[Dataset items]

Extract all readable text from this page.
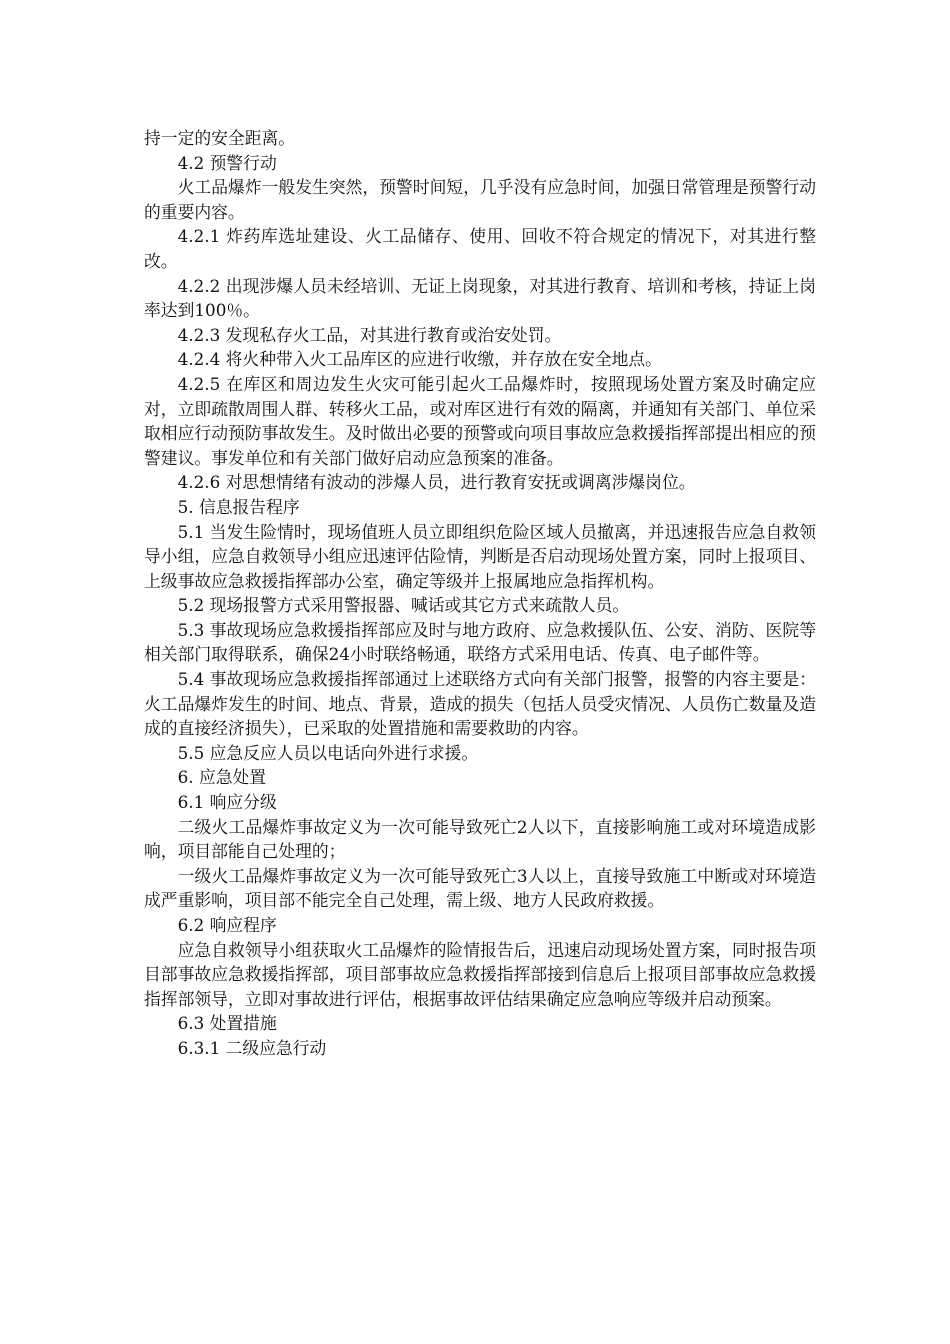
持一定的安全距离。

4.2 预警行动

火工品爆炸一般发生突然，预警时间短，几乎没有应急时间，加强日常管理是预警行动的重要内容。

4.2.1 炸药库选址建设、火工品储存、使用、回收不符合规定的情况下，对其进行整改。

4.2.2 出现涉爆人员未经培训、无证上岗现象，对其进行教育、培训和考核，持证上岗率达到100％。

4.2.3 发现私存火工品，对其进行教育或治安处罚。

4.2.4 将火种带入火工品库区的应进行收缴，并存放在安全地点。

4.2.5 在库区和周边发生火灾可能引起火工品爆炸时，按照现场处置方案及时确定应对，立即疏散周围人群、转移火工品，或对库区进行有效的隔离，并通知有关部门、单位采取相应行动预防事故发生。及时做出必要的预警或向项目事故应急救援指挥部提出相应的预警建议。事发单位和有关部门做好启动应急预案的准备。

4.2.6 对思想情绪有波动的涉爆人员，进行教育安抚或调离涉爆岗位。

5. 信息报告程序

5.1 当发生险情时，现场值班人员立即组织危险区域人员撤离，并迅速报告应急自救领导小组，应急自救领导小组应迅速评估险情，判断是否启动现场处置方案，同时上报项目、上级事故应急救援指挥部办公室，确定等级并上报属地应急指挥机构。

5.2 现场报警方式采用警报器、喊话或其它方式来疏散人员。

5.3 事故现场应急救援指挥部应及时与地方政府、应急救援队伍、公安、消防、医院等相关部门取得联系，确保24小时联络畅通，联络方式采用电话、传真、电子邮件等。

5.4 事故现场应急救援指挥部通过上述联络方式向有关部门报警，报警的内容主要是：火工品爆炸发生的时间、地点、背景，造成的损失（包括人员受灾情况、人员伤亡数量及造成的直接经济损失），已采取的处置措施和需要救助的内容。

5.5 应急反应人员以电话向外进行求援。

6. 应急处置

6.1 响应分级

二级火工品爆炸事故定义为一次可能导致死亡2人以下，直接影响施工或对环境造成影响，项目部能自己处理的；

一级火工品爆炸事故定义为一次可能导致死亡3人以上，直接导致施工中断或对环境造成严重影响，项目部不能完全自己处理，需上级、地方人民政府救援。

6.2 响应程序

应急自救领导小组获取火工品爆炸的险情报告后，迅速启动现场处置方案，同时报告项目部事故应急救援指挥部，项目部事故应急救援指挥部接到信息后上报项目部事故应急救援指挥部领导，立即对事故进行评估，根据事故评估结果确定应急响应等级并启动预案。

6.3 处置措施

6.3.1 二级应急行动
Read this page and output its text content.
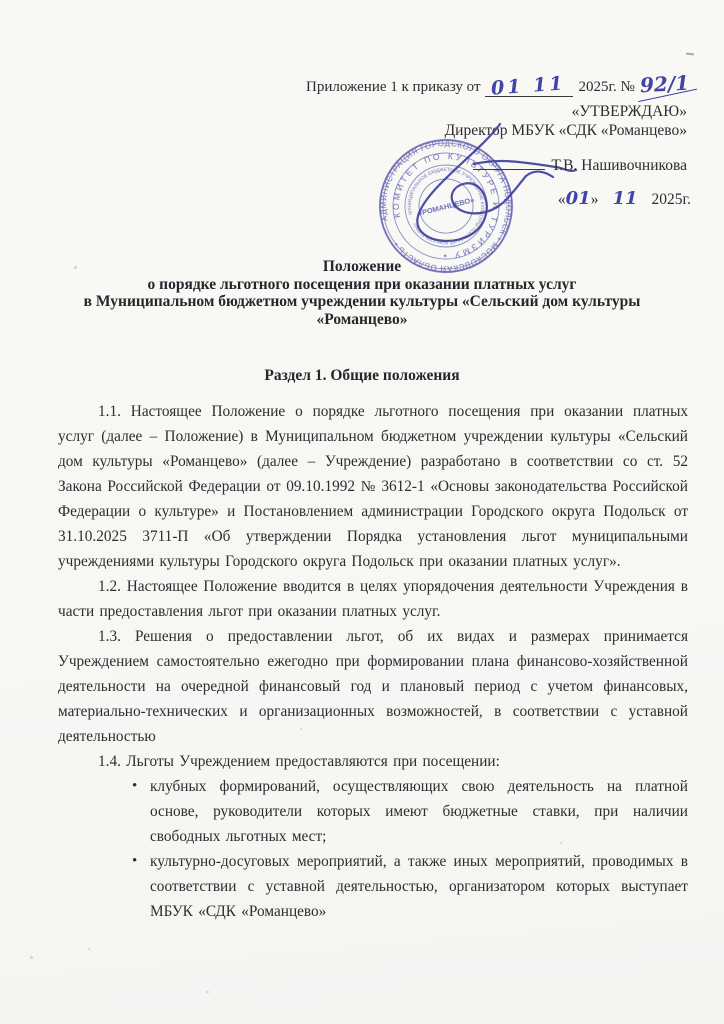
Приложение 1 к приказу от 01 11 2025г. № 92/1
«УТВЕРЖДАЮ»
Директор МБУК «СДК «Романцево»
АДМИНИСТРАЦИЯ ГОРОДСКОГО ОКРУГА ПОДОЛЬСК • МОСКОВСКАЯ ОБЛАСТЬ •
КОМИТЕТ ПО КУЛЬТУРЕ И ТУРИЗМУ •
МУНИЦИПАЛЬНОЕ БЮДЖЕТНОЕ УЧРЕЖДЕНИЕ КУЛЬТУРЫ «СЕЛЬСКИЙ ДОМ КУЛЬТУРЫ»
«РОМАНЦЕВО»
Т.В. Нашивочникова
«01» 11 2025г.
Положение
о порядке льготного посещения при оказании платных услуг
в Муниципальном бюджетном учреждении культуры «Сельский дом культуры
«Романцево»
Раздел 1. Общие положения

1.1. Настоящее Положение о порядке льготного посещения при оказании платных услуг (далее – Положение) в Муниципальном бюджетном учреждении культуры «Сельский дом культуры «Романцево» (далее – Учреждение) разработано в соответствии со ст. 52 Закона Российской Федерации от 09.10.1992 № 3612-1 «Основы законодательства Российской Федерации о культуре» и Постановлением администрации Городского округа Подольск от 31.10.2025 3711-П «Об утверждении Порядка установления льгот муниципальными учреждениями культуры Городского округа Подольск при оказании платных услуг».

1.2. Настоящее Положение вводится в целях упорядочения деятельности Учреждения в части предоставления льгот при оказании платных услуг.

1.3. Решения о предоставлении льгот, об их видах и размерах принимается Учреждением самостоятельно ежегодно при формировании плана финансово-хозяйственной деятельности на очередной финансовый год и плановый период с учетом финансовых, материально-технических и организационных возможностей, в соответствии с уставной деятельностью

1.4. Льготы Учреждением предоставляются при посещении:

• клубных формирований, осуществляющих свою деятельность на платной основе, руководители которых имеют бюджетные ставки, при наличии свободных льготных мест;
• культурно-досуговых мероприятий, а также иных мероприятий, проводимых в соответствии с уставной деятельностью, организатором которых выступает МБУК «СДК «Романцево»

■ **GIVEN EXERCISE**
Reproduce all of the material above word for word. Omit the pictures.

■ **CORRECT OUTPUT**
Extract all readable text from this page.
持一定的安全距离。

4.2 预警行动

火工品爆炸一般发生突然，预警时间短，几乎没有应急时间，加强日常管理是预警行动的重要内容。

4.2.1 炸药库选址建设、火工品储存、使用、回收不符合规定的情况下，对其进行整改。

4.2.2 出现涉爆人员未经培训、无证上岗现象，对其进行教育、培训和考核，持证上岗率达到100％。

4.2.3 发现私存火工品，对其进行教育或治安处罚。

4.2.4 将火种带入火工品库区的应进行收缴，并存放在安全地点。

4.2.5 在库区和周边发生火灾可能引起火工品爆炸时，按照现场处置方案及时确定应对，立即疏散周围人群、转移火工品，或对库区进行有效的隔离，并通知有关部门、单位采取相应行动预防事故发生。及时做出必要的预警或向项目事故应急救援指挥部提出相应的预警建议。事发单位和有关部门做好启动应急预案的准备。

4.2.6 对思想情绪有波动的涉爆人员，进行教育安抚或调离涉爆岗位。

5. 信息报告程序

5.1 当发生险情时，现场值班人员立即组织危险区域人员撤离，并迅速报告应急自救领导小组，应急自救领导小组应迅速评估险情，判断是否启动现场处置方案，同时上报项目、上级事故应急救援指挥部办公室，确定等级并上报属地应急指挥机构。

5.2 现场报警方式采用警报器、喊话或其它方式来疏散人员。

5.3 事故现场应急救援指挥部应及时与地方政府、应急救援队伍、公安、消防、医院等相关部门取得联系，确保24小时联络畅通，联络方式采用电话、传真、电子邮件等。

5.4 事故现场应急救援指挥部通过上述联络方式向有关部门报警，报警的内容主要是：火工品爆炸发生的时间、地点、背景，造成的损失（包括人员受灾情况、人员伤亡数量及造成的直接经济损失），已采取的处置措施和需要救助的内容。

5.5 应急反应人员以电话向外进行求援。

6. 应急处置

6.1 响应分级

二级火工品爆炸事故定义为一次可能导致死亡2人以下，直接影响施工或对环境造成影响，项目部能自己处理的；

一级火工品爆炸事故定义为一次可能导致死亡3人以上，直接导致施工中断或对环境造成严重影响，项目部不能完全自己处理，需上级、地方人民政府救援。

6.2 响应程序

应急自救领导小组获取火工品爆炸的险情报告后，迅速启动现场处置方案，同时报告项目部事故应急救援指挥部，项目部事故应急救援指挥部接到信息后上报项目部事故应急救援指挥部领导，立即对事故进行评估，根据事故评估结果确定应急响应等级并启动预案。

6.3 处置措施

6.3.1 二级应急行动
Read this page and output its text content.
Приложение 1 к приказу от 01 11 2025г. № 92/1
«УТВЕРЖДАЮ»
Директор МБУК «СДК «Романцево»
АДМИНИСТРАЦИЯ ГОРОДСКОГО ОКРУГА ПОДОЛЬСК • МОСКОВСКАЯ ОБЛАСТЬ •
КОМИТЕТ ПО КУЛЬТУРЕ И ТУРИЗМУ •
МУНИЦИПАЛЬНОЕ БЮДЖЕТНОЕ УЧРЕЖДЕНИЕ КУЛЬТУРЫ «СЕЛЬСКИЙ ДОМ КУЛЬТУРЫ»
«РОМАНЦЕВО»
Т.В. Нашивочникова
«01» 11 2025г.
Положение
о порядке льготного посещения при оказании платных услуг
в Муниципальном бюджетном учреждении культуры «Сельский дом культуры
«Романцево»
Раздел 1. Общие положения

1.1. Настоящее Положение о порядке льготного посещения при оказании платных услуг (далее – Положение) в Муниципальном бюджетном учреждении культуры «Сельский дом культуры «Романцево» (далее – Учреждение) разработано в соответствии со ст. 52 Закона Российской Федерации от 09.10.1992 № 3612-1 «Основы законодательства Российской Федерации о культуре» и Постановлением администрации Городского округа Подольск от 31.10.2025 3711-П «Об утверждении Порядка установления льгот муниципальными учреждениями культуры Городского округа Подольск при оказании платных услуг».

1.2. Настоящее Положение вводится в целях упорядочения деятельности Учреждения в части предоставления льгот при оказании платных услуг.

1.3. Решения о предоставлении льгот, об их видах и размерах принимается Учреждением самостоятельно ежегодно при формировании плана финансово-хозяйственной деятельности на очередной финансовый год и плановый период с учетом финансовых, материально-технических и организационных возможностей, в соответствии с уставной деятельностью

1.4. Льготы Учреждением предоставляются при посещении:

• клубных формирований, осуществляющих свою деятельность на платной основе, руководители которых имеют бюджетные ставки, при наличии свободных льготных мест;
• культурно-досуговых мероприятий, а также иных мероприятий, проводимых в соответствии с уставной деятельностью, организатором которых выступает МБУК «СДК «Романцево»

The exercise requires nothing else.